_Task objective:_ Among the following entries, count the lines that contain "surima" and report only the result.

start Stored rows

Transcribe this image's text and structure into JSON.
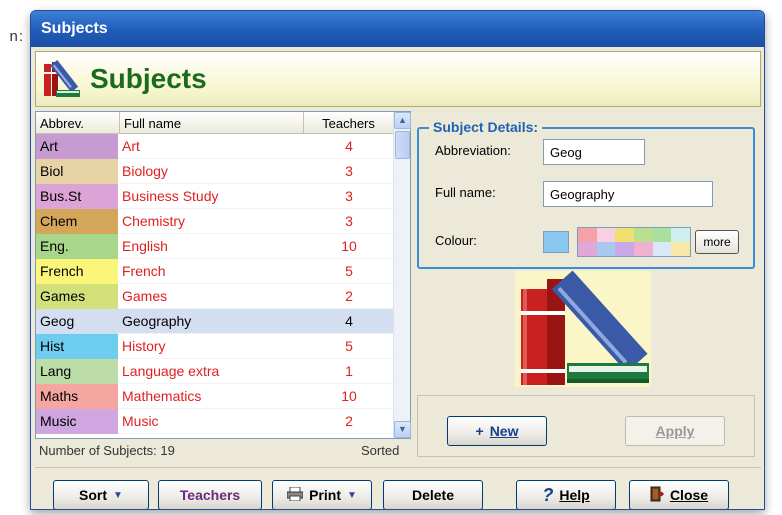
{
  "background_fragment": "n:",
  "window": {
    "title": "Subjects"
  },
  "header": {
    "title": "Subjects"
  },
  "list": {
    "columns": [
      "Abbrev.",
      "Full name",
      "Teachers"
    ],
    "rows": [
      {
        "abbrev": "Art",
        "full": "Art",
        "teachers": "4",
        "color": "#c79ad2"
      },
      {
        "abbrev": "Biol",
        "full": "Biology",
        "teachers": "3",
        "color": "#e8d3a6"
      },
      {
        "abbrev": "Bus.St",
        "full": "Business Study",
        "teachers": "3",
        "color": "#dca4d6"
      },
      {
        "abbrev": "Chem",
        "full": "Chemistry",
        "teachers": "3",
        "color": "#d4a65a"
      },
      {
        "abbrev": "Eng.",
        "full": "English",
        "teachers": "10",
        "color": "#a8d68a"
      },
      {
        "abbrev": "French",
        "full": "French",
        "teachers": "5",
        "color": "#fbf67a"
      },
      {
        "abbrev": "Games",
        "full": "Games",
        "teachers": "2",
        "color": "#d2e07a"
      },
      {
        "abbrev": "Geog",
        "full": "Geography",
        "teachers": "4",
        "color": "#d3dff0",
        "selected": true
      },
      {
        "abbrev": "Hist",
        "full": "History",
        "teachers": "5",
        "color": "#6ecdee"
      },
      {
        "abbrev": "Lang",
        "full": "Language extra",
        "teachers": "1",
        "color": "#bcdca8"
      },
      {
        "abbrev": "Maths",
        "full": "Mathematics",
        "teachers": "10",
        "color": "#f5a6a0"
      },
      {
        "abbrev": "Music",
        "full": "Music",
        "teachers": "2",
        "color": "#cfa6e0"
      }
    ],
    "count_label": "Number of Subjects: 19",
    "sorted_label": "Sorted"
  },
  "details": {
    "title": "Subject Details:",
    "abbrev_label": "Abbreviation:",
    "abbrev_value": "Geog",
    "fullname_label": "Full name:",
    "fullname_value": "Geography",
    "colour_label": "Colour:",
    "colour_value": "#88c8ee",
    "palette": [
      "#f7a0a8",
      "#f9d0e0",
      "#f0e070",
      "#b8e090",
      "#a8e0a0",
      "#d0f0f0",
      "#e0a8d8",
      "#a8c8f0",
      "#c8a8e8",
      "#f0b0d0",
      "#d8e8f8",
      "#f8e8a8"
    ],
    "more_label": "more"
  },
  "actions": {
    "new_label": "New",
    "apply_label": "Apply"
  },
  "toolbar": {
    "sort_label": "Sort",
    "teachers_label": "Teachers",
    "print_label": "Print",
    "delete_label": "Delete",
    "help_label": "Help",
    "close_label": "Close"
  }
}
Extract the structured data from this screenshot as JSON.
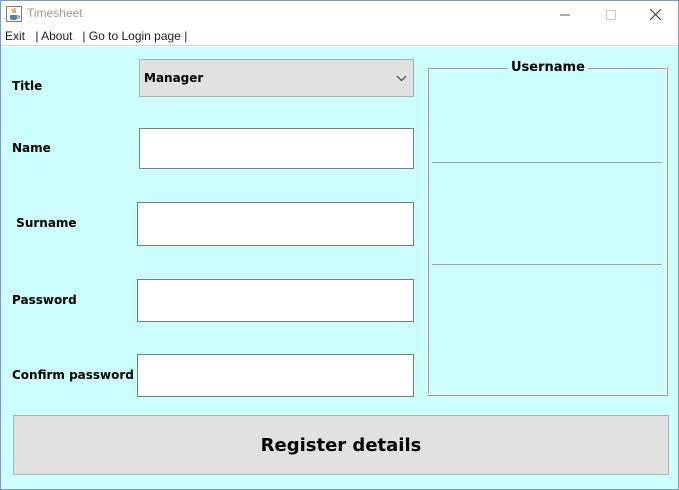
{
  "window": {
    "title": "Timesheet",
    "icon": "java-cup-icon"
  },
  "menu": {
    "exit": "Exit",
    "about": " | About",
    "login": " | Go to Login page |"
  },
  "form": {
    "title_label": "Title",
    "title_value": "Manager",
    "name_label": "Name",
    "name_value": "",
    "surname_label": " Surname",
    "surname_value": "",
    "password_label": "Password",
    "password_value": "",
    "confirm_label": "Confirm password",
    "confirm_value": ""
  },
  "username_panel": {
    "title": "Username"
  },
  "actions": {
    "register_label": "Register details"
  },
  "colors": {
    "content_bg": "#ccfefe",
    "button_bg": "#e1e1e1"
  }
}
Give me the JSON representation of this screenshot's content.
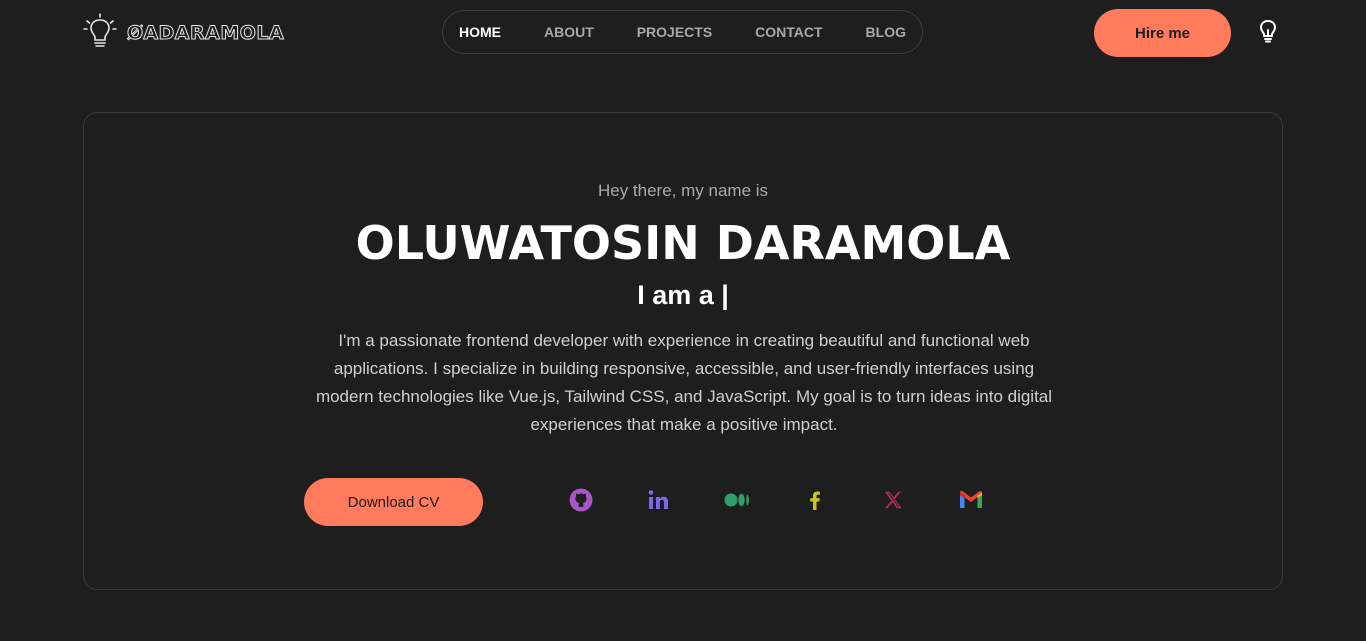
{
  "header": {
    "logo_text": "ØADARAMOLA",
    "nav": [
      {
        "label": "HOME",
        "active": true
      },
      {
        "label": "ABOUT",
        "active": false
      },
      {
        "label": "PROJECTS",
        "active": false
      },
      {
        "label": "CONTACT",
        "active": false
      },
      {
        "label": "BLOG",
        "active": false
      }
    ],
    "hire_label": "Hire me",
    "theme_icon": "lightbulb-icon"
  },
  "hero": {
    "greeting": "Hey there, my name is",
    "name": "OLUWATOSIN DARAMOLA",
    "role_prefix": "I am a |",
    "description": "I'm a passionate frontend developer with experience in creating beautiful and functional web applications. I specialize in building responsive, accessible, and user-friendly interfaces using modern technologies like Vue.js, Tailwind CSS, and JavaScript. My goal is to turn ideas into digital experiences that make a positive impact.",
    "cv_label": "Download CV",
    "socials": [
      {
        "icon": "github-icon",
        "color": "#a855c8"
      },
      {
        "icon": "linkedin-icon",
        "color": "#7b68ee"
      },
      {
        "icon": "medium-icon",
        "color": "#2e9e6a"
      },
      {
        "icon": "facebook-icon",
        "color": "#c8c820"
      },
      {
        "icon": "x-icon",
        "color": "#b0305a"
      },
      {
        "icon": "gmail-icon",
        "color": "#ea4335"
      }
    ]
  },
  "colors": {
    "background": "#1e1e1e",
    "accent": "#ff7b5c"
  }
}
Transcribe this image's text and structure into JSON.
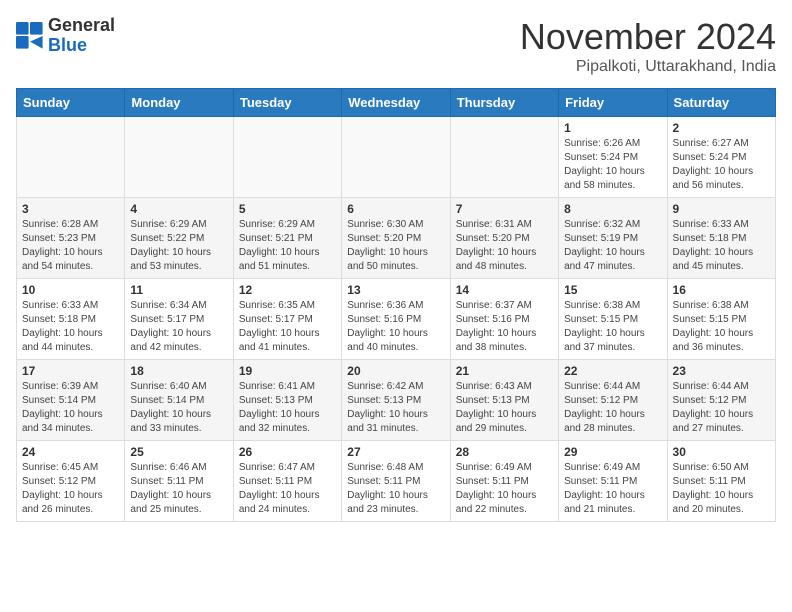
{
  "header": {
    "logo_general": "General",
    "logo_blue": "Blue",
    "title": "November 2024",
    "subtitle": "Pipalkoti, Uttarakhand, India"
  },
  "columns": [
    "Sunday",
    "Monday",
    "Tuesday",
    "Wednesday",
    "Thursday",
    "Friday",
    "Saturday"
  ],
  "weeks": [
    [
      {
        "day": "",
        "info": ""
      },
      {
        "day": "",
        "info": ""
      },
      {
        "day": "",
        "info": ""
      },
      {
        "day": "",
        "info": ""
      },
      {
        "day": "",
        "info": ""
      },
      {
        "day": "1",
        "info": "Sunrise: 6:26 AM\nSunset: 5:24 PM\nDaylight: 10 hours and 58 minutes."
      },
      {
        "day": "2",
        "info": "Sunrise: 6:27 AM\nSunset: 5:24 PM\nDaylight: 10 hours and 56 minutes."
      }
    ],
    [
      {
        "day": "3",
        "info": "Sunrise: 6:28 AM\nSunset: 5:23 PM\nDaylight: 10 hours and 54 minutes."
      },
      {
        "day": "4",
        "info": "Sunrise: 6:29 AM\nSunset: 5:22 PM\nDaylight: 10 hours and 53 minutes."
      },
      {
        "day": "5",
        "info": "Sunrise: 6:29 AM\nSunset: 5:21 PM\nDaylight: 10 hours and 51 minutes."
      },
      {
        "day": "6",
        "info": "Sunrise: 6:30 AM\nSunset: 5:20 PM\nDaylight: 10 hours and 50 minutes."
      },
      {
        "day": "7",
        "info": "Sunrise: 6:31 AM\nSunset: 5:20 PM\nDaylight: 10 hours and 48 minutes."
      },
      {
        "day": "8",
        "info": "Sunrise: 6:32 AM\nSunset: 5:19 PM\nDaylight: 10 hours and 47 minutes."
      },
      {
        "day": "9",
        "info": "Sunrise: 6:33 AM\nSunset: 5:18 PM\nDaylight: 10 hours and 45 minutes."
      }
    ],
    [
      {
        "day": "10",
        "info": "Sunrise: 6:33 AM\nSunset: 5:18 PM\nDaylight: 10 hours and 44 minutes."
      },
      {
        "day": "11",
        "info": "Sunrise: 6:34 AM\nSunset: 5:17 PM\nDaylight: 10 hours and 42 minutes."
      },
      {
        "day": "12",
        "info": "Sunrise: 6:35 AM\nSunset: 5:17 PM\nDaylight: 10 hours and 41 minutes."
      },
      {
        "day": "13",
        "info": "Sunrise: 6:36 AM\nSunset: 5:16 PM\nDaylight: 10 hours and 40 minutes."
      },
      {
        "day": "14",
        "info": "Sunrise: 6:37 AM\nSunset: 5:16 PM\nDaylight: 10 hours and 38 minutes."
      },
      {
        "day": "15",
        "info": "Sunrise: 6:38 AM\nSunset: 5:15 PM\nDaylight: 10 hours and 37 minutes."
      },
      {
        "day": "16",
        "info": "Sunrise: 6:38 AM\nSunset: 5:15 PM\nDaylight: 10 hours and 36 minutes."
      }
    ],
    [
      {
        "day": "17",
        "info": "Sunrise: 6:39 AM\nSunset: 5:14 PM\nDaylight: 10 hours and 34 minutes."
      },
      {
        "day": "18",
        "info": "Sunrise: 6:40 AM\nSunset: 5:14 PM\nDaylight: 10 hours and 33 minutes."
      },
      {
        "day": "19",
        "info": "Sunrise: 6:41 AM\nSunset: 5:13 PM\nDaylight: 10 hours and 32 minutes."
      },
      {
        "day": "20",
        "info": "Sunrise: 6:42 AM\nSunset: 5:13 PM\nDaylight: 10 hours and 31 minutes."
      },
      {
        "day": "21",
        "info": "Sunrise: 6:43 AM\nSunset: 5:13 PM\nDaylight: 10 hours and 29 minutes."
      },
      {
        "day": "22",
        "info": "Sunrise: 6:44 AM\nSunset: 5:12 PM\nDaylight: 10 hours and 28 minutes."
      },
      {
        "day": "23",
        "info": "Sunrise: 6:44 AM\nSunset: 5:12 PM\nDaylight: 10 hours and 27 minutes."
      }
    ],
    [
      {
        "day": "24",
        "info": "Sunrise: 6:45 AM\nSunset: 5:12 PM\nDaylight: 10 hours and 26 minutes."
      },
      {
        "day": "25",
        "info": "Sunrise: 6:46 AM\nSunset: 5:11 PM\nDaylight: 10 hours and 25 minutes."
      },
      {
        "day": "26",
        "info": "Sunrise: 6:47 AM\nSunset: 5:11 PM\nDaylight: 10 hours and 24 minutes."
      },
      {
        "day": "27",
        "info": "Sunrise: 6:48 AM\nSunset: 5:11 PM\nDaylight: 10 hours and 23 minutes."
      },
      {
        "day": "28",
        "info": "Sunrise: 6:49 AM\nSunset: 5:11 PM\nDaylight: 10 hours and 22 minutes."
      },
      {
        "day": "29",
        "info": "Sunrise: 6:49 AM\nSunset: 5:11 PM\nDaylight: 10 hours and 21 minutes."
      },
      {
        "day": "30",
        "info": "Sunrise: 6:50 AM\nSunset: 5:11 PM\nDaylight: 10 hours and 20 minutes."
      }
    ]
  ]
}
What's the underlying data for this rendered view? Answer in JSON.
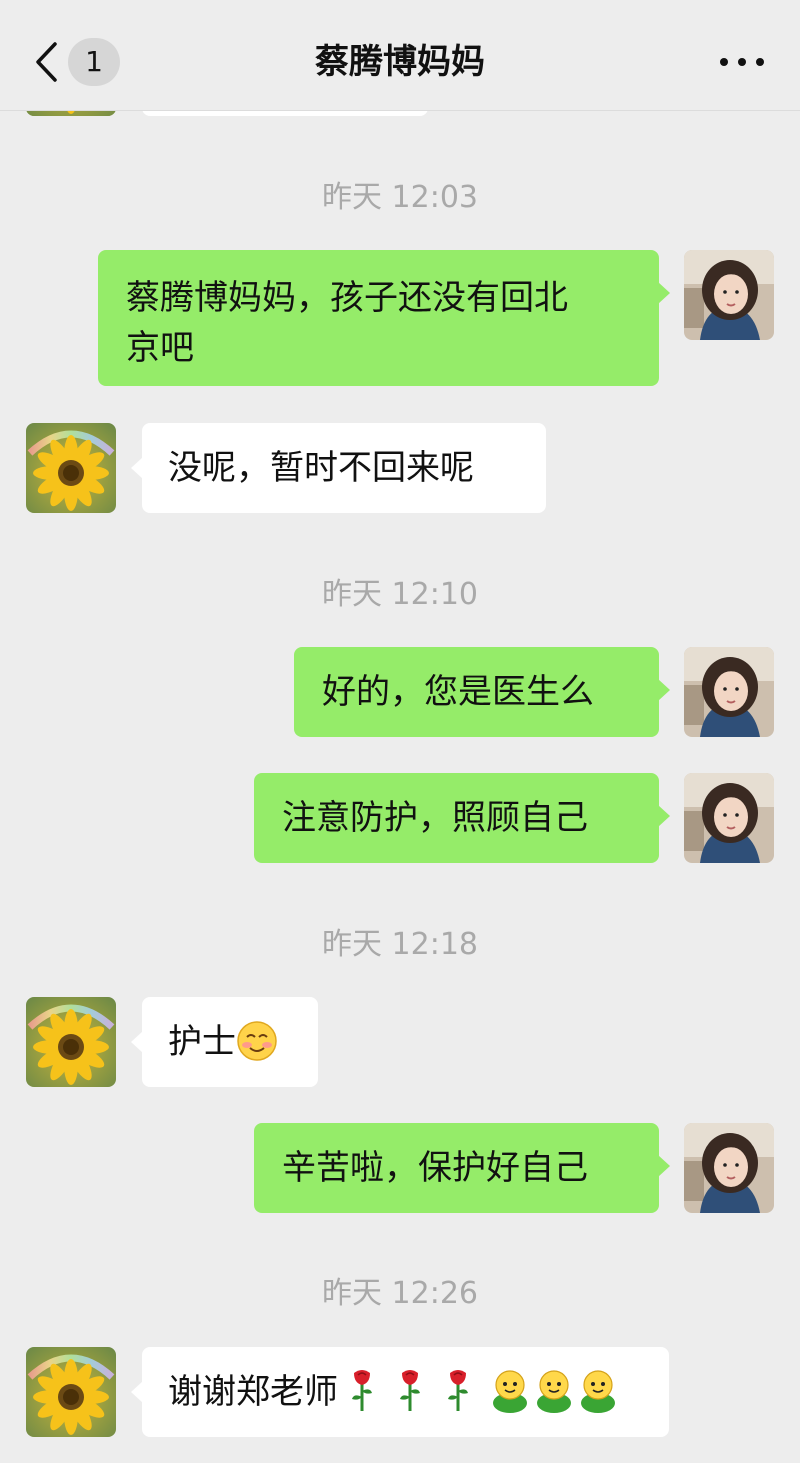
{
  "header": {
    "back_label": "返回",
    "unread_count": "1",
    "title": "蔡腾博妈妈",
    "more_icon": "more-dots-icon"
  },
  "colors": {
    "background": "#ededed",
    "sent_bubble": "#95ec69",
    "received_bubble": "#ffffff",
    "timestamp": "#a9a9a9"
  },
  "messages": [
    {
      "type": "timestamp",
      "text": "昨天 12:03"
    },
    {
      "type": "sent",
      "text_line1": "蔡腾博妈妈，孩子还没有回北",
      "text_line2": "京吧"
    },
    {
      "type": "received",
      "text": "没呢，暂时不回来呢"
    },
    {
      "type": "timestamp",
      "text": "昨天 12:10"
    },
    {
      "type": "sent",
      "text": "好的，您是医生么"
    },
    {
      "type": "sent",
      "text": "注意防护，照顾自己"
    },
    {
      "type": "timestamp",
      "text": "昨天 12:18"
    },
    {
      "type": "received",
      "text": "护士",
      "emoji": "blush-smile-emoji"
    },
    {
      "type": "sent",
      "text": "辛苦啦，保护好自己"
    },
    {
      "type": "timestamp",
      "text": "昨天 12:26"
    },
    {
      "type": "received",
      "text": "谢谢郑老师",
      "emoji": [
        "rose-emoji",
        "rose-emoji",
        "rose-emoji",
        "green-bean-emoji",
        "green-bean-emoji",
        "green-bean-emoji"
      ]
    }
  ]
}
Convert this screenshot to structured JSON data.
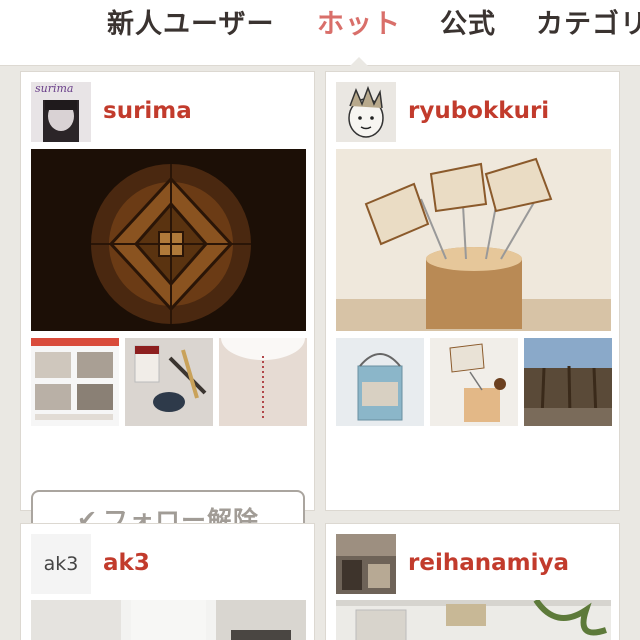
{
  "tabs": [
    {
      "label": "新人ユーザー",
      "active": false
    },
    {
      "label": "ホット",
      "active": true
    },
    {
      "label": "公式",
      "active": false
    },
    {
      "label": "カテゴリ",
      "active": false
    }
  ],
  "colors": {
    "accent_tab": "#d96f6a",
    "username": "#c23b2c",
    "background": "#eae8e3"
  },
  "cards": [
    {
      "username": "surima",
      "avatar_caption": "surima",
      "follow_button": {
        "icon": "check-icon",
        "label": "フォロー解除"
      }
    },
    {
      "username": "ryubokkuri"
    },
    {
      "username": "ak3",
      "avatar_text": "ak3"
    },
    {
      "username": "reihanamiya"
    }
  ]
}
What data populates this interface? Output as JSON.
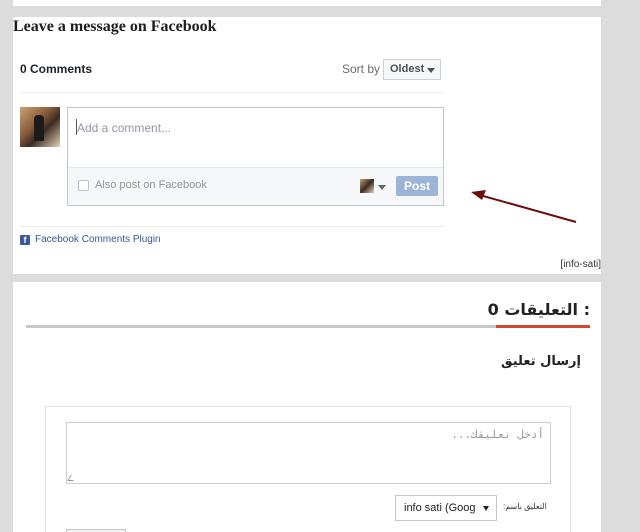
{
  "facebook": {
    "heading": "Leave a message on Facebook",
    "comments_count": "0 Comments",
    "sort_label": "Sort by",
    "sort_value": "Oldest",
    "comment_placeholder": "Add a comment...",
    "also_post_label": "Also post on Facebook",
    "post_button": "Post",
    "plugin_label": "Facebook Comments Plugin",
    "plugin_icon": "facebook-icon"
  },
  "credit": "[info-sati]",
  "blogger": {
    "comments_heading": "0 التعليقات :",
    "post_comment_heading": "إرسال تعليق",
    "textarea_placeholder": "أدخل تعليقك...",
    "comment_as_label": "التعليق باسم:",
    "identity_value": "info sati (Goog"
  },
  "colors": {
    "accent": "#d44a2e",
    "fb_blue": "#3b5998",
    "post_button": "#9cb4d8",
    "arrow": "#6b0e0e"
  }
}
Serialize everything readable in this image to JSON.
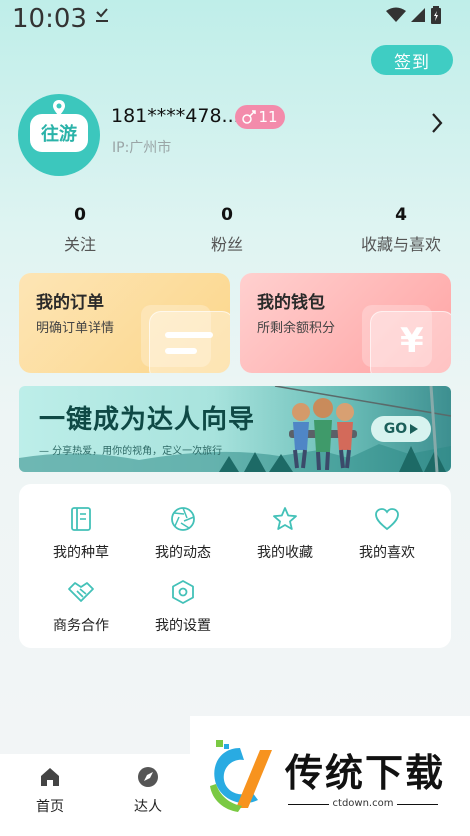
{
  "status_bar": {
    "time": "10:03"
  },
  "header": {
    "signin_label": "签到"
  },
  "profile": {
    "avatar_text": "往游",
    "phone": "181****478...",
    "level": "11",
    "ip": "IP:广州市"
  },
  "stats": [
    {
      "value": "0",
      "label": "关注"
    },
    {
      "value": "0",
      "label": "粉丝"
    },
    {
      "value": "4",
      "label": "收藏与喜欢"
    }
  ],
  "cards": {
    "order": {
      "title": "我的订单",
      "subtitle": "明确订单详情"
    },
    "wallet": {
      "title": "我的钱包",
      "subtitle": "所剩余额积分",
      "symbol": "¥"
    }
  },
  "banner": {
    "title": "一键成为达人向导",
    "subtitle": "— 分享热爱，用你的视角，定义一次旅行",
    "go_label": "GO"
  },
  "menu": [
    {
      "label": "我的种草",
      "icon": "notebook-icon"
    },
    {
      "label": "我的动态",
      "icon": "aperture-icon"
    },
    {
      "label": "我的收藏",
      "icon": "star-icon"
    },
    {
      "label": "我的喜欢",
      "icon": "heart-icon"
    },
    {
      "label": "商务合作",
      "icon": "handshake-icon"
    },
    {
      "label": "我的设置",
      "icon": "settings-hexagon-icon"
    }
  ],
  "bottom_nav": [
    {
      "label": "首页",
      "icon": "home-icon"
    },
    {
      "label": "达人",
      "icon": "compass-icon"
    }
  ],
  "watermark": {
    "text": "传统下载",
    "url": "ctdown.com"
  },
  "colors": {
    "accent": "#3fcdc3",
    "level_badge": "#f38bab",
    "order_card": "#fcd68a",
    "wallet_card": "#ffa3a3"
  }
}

end Stored rows

_Response below:_ 2